- **SHORT TASK**: Copy each record exactly as it reads, leaving out any pictures it holds.

- **DATA EXTRACT**:
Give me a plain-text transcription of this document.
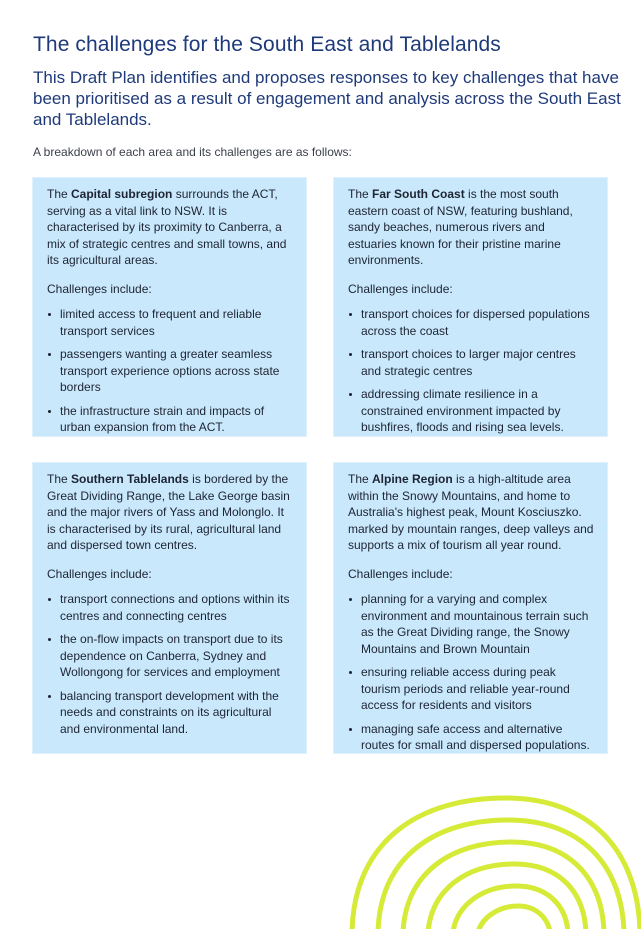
The challenges for the South East and Tablelands

This Draft Plan identifies and proposes responses to key challenges that have been prioritised as a result of engagement and analysis across the South East and Tablelands.

A breakdown of each area and its challenges are as follows:

The Capital subregion surrounds the ACT, serving as a vital link to NSW. It is characterised by its proximity to Canberra, a mix of strategic centres and small towns, and its agricultural areas.

Challenges include:

limited access to frequent and reliable transport services
passengers wanting a greater seamless transport experience options across state borders
the infrastructure strain and impacts of urban expansion from the ACT.

The Far South Coast is the most south eastern coast of NSW, featuring bushland, sandy beaches, numerous rivers and estuaries known for their pristine marine environments.

Challenges include:

transport choices for dispersed populations across the coast
transport choices to larger major centres and strategic centres
addressing climate resilience in a constrained environment impacted by bushfires, floods and rising sea levels.

The Southern Tablelands is bordered by the Great Dividing Range, the Lake George basin and the major rivers of Yass and Molonglo. It is characterised by its rural, agricultural land and dispersed town centres.

Challenges include:

transport connections and options within its centres and connecting centres
the on-flow impacts on transport due to its dependence on Canberra, Sydney and Wollongong for services and employment
balancing transport development with the needs and constraints on its agricultural and environmental land.

The Alpine Region is a high-altitude area within the Snowy Mountains, and home to Australia's highest peak, Mount Kosciuszko. marked by mountain ranges, deep valleys and supports a mix of tourism all year round.

Challenges include:

planning for a varying and complex environment and mountainous terrain such as the Great Dividing range, the Snowy Mountains and Brown Mountain
ensuring reliable access during peak tourism periods and reliable year-round access for residents and visitors
managing safe access and alternative routes for small and dispersed populations.
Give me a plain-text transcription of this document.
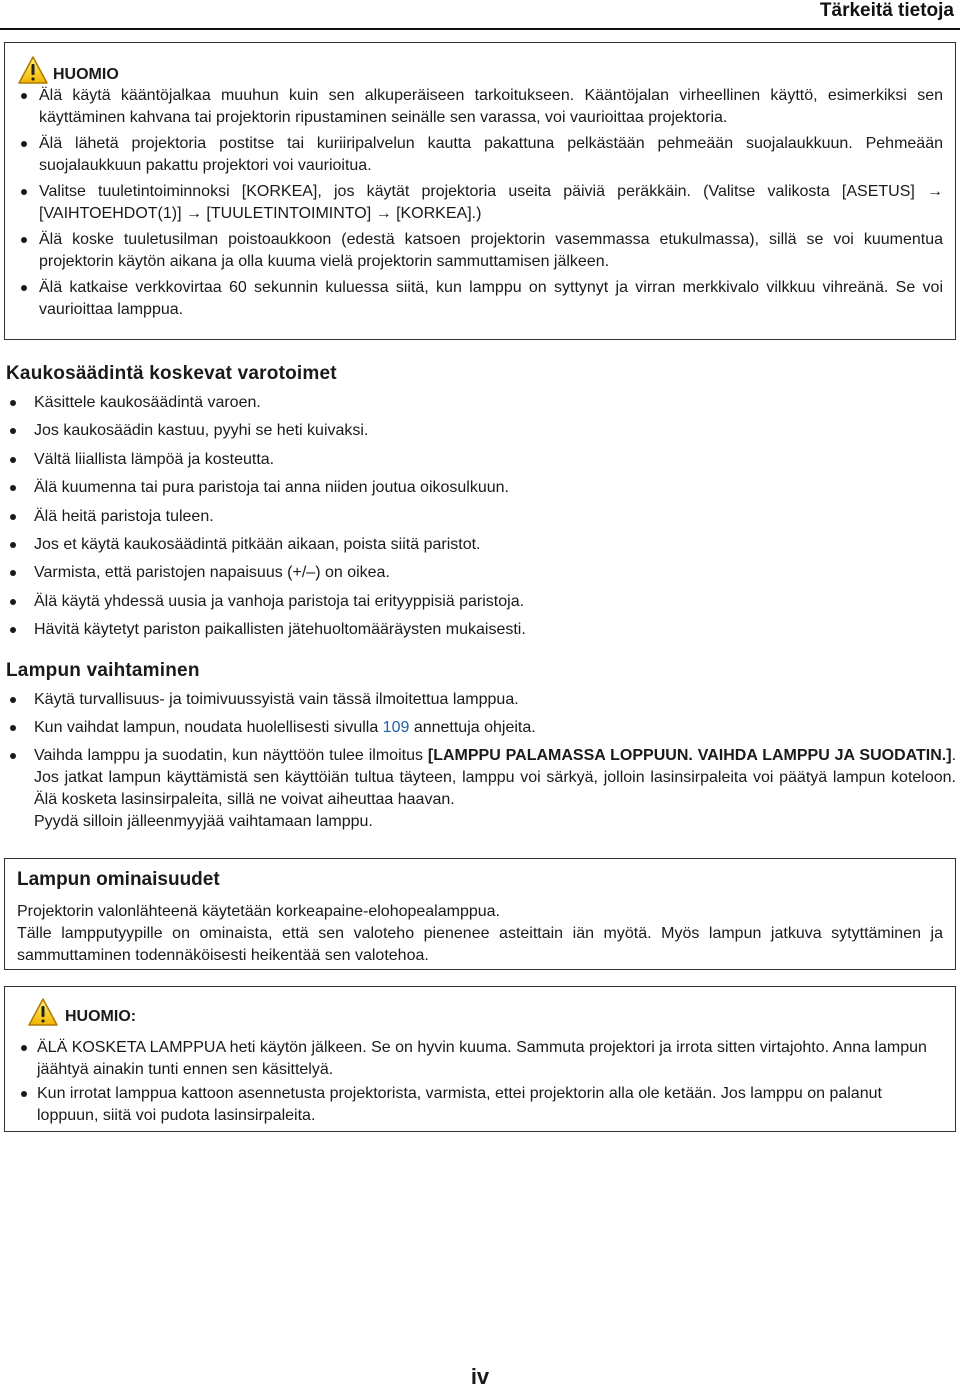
Tärkeitä tietoja
HUOMIO
Älä käytä kääntöjalkaa muuhun kuin sen alkuperäiseen tarkoitukseen. Kääntöjalan virheellinen käyttö, esimerkiksi sen käyttäminen kahvana tai projektorin ripustaminen seinälle sen varassa, voi vaurioittaa projektoria.
Älä lähetä projektoria postitse tai kuriiripalvelun kautta pakattuna pelkästään pehmeään suojalaukkuun. Pehmeään suojalaukkuun pakattu projektori voi vaurioitua.
Valitse tuuletintoiminnoksi [KORKEA], jos käytät projektoria useita päiviä peräkkäin. (Valitse valikosta [ASETUS] → [VAIHTOEHDOT(1)] → [TUULETINTOIMINTO] → [KORKEA].)
Älä koske tuuletusilman poistoaukkoon (edestä katsoen projektorin vasemmassa etukulmassa), sillä se voi kuumentua projektorin käytön aikana ja olla kuuma vielä projektorin sammuttamisen jälkeen.
Älä katkaise verkkovirtaa 60 sekunnin kuluessa siitä, kun lamppu on syttynyt ja virran merkkivalo vilkkuu vihreänä. Se voi vaurioittaa lamppua.
Kaukosäädintä koskevat varotoimet
Käsittele kaukosäädintä varoen.
Jos kaukosäädin kastuu, pyyhi se heti kuivaksi.
Vältä liiallista lämpöä ja kosteutta.
Älä kuumenna tai pura paristoja tai anna niiden joutua oikosulkuun.
Älä heitä paristoja tuleen.
Jos et käytä kaukosäädintä pitkään aikaan, poista siitä paristot.
Varmista, että paristojen napaisuus (+/–) on oikea.
Älä käytä yhdessä uusia ja vanhoja paristoja tai erityyppisiä paristoja.
Hävitä käytetyt pariston paikallisten jätehuoltomääräysten mukaisesti.
Lampun vaihtaminen
Käytä turvallisuus- ja toimivuussyistä vain tässä ilmoitettua lamppua.
Kun vaihdat lampun, noudata huolellisesti sivulla 109 annettuja ohjeita.
Vaihda lamppu ja suodatin, kun näyttöön tulee ilmoitus [LAMPPU PALAMASSA LOPPUUN. VAIHDA LAMPPU JA SUODATIN.]. Jos jatkat lampun käyttämistä sen käyttöiän tultua täyteen, lamppu voi särkyä, jolloin lasinsirpaleita voi päätyä lampun koteloon. Älä kosketa lasinsirpaleita, sillä ne voivat aiheuttaa haavan.
Pyydä silloin jälleenmyyjää vaihtamaan lamppu.
Lampun ominaisuudet

Projektorin valonlähteenä käytetään korkeapaine-elohopealamppua.

Tälle lampputyypille on ominaista, että sen valoteho pienenee asteittain iän myötä. Myös lampun jatkuva sytyttäminen ja sammuttaminen todennäköisesti heikentää sen valotehoa.

HUOMIO:
ÄLÄ KOSKETA LAMPPUA heti käytön jälkeen. Se on hyvin kuuma. Sammuta projektori ja irrota sitten virtajohto. Anna lampun jäähtyä ainakin tunti ennen sen käsittelyä.
Kun irrotat lamppua kattoon asennetusta projektorista, varmista, ettei projektorin alla ole ketään. Jos lamppu on palanut loppuun, siitä voi pudota lasinsirpaleita.
iv
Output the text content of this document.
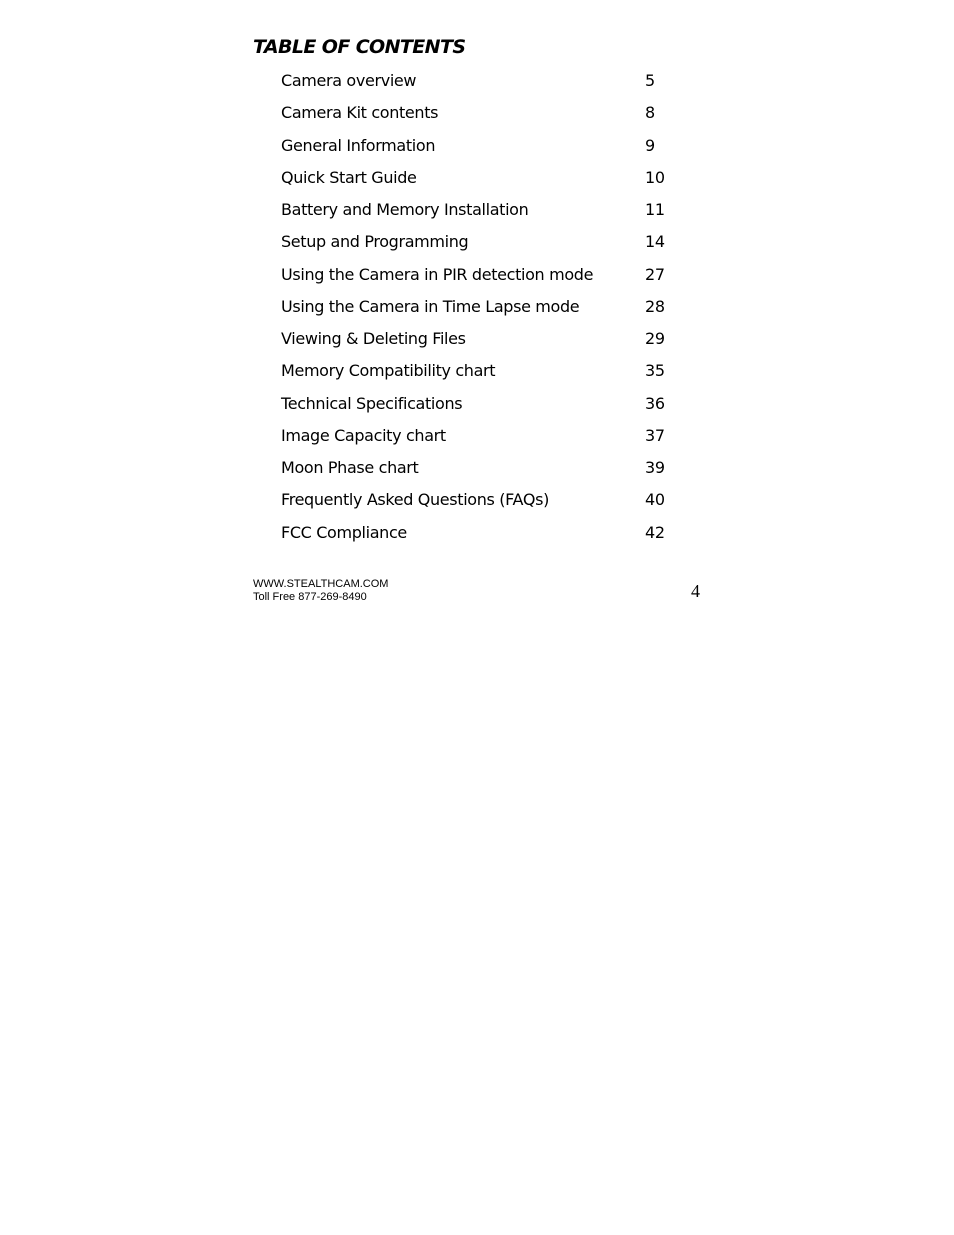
TABLE OF CONTENTS
Camera overview	5
Camera Kit contents	8
General Information	9
Quick Start Guide	10
Battery and Memory Installation	11
Setup and Programming	14
Using the Camera in PIR detection mode	27
Using the Camera in Time Lapse mode	28
Viewing & Deleting Files	29
Memory Compatibility chart	35
Technical Specifications	36
Image Capacity chart	37
Moon Phase chart	39
Frequently Asked Questions (FAQs)	40
FCC Compliance	42
WWW.STEALTHCAM.COM
Toll Free 877-269-8490	4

- **EXERCISE RESPONSE**:
Give me a plain-text transcription of this document.
The challenges for the South East and Tablelands

This Draft Plan identifies and proposes responses to key challenges that have been prioritised as a result of engagement and analysis across the South East and Tablelands.

A breakdown of each area and its challenges are as follows:

The Capital subregion surrounds the ACT, serving as a vital link to NSW. It is characterised by its proximity to Canberra, a mix of strategic centres and small towns, and its agricultural areas.

Challenges include:

limited access to frequent and reliable transport services
passengers wanting a greater seamless transport experience options across state borders
the infrastructure strain and impacts of urban expansion from the ACT.

The Far South Coast is the most south eastern coast of NSW, featuring bushland, sandy beaches, numerous rivers and estuaries known for their pristine marine environments.

Challenges include:

transport choices for dispersed populations across the coast
transport choices to larger major centres and strategic centres
addressing climate resilience in a constrained environment impacted by bushfires, floods and rising sea levels.

The Southern Tablelands is bordered by the Great Dividing Range, the Lake George basin and the major rivers of Yass and Molonglo. It is characterised by its rural, agricultural land and dispersed town centres.

Challenges include:

transport connections and options within its centres and connecting centres
the on-flow impacts on transport due to its dependence on Canberra, Sydney and Wollongong for services and employment
balancing transport development with the needs and constraints on its agricultural and environmental land.

The Alpine Region is a high-altitude area within the Snowy Mountains, and home to Australia's highest peak, Mount Kosciuszko. marked by mountain ranges, deep valleys and supports a mix of tourism all year round.

Challenges include:

planning for a varying and complex environment and mountainous terrain such as the Great Dividing range, the Snowy Mountains and Brown Mountain
ensuring reliable access during peak tourism periods and reliable year-round access for residents and visitors
managing safe access and alternative routes for small and dispersed populations.
Give me a plain-text transcription of this document.
Tärkeitä tietoja
HUOMIO
Älä käytä kääntöjalkaa muuhun kuin sen alkuperäiseen tarkoitukseen. Kääntöjalan virheellinen käyttö, esimerkiksi sen käyttäminen kahvana tai projektorin ripustaminen seinälle sen varassa, voi vaurioittaa projektoria.
Älä lähetä projektoria postitse tai kuriiripalvelun kautta pakattuna pelkästään pehmeään suojalaukkuun. Pehmeään suojalaukkuun pakattu projektori voi vaurioitua.
Valitse tuuletintoiminnoksi [KORKEA], jos käytät projektoria useita päiviä peräkkäin. (Valitse valikosta [ASETUS] → [VAIHTOEHDOT(1)] → [TUULETINTOIMINTO] → [KORKEA].)
Älä koske tuuletusilman poistoaukkoon (edestä katsoen projektorin vasemmassa etukulmassa), sillä se voi kuumentua projektorin käytön aikana ja olla kuuma vielä projektorin sammuttamisen jälkeen.
Älä katkaise verkkovirtaa 60 sekunnin kuluessa siitä, kun lamppu on syttynyt ja virran merkkivalo vilkkuu vihreänä. Se voi vaurioittaa lamppua.
Kaukosäädintä koskevat varotoimet
Käsittele kaukosäädintä varoen.
Jos kaukosäädin kastuu, pyyhi se heti kuivaksi.
Vältä liiallista lämpöä ja kosteutta.
Älä kuumenna tai pura paristoja tai anna niiden joutua oikosulkuun.
Älä heitä paristoja tuleen.
Jos et käytä kaukosäädintä pitkään aikaan, poista siitä paristot.
Varmista, että paristojen napaisuus (+/–) on oikea.
Älä käytä yhdessä uusia ja vanhoja paristoja tai erityyppisiä paristoja.
Hävitä käytetyt pariston paikallisten jätehuoltomääräysten mukaisesti.
Lampun vaihtaminen
Käytä turvallisuus- ja toimivuussyistä vain tässä ilmoitettua lamppua.
Kun vaihdat lampun, noudata huolellisesti sivulla 109 annettuja ohjeita.
Vaihda lamppu ja suodatin, kun näyttöön tulee ilmoitus [LAMPPU PALAMASSA LOPPUUN. VAIHDA LAMPPU JA SUODATIN.]. Jos jatkat lampun käyttämistä sen käyttöiän tultua täyteen, lamppu voi särkyä, jolloin lasinsirpaleita voi päätyä lampun koteloon. Älä kosketa lasinsirpaleita, sillä ne voivat aiheuttaa haavan.
Pyydä silloin jälleenmyyjää vaihtamaan lamppu.
Lampun ominaisuudet

Projektorin valonlähteenä käytetään korkeapaine-elohopealamppua.

Tälle lampputyypille on ominaista, että sen valoteho pienenee asteittain iän myötä. Myös lampun jatkuva sytyttäminen ja sammuttaminen todennäköisesti heikentää sen valotehoa.

HUOMIO:
ÄLÄ KOSKETA LAMPPUA heti käytön jälkeen. Se on hyvin kuuma. Sammuta projektori ja irrota sitten virtajohto. Anna lampun jäähtyä ainakin tunti ennen sen käsittelyä.
Kun irrotat lamppua kattoon asennetusta projektorista, varmista, ettei projektorin alla ole ketään. Jos lamppu on palanut loppuun, siitä voi pudota lasinsirpaleita.
iv
Output the text content of this document.
TABLE OF CONTENTS
Camera overview	5
Camera Kit contents	8
General Information	9
Quick Start Guide	10
Battery and Memory Installation	11
Setup and Programming	14
Using the Camera in PIR detection mode	27
Using the Camera in Time Lapse mode	28
Viewing & Deleting Files	29
Memory Compatibility chart	35
Technical Specifications	36
Image Capacity chart	37
Moon Phase chart	39
Frequently Asked Questions (FAQs)	40
FCC Compliance	42
WWW.STEALTHCAM.COM
Toll Free 877-269-8490	4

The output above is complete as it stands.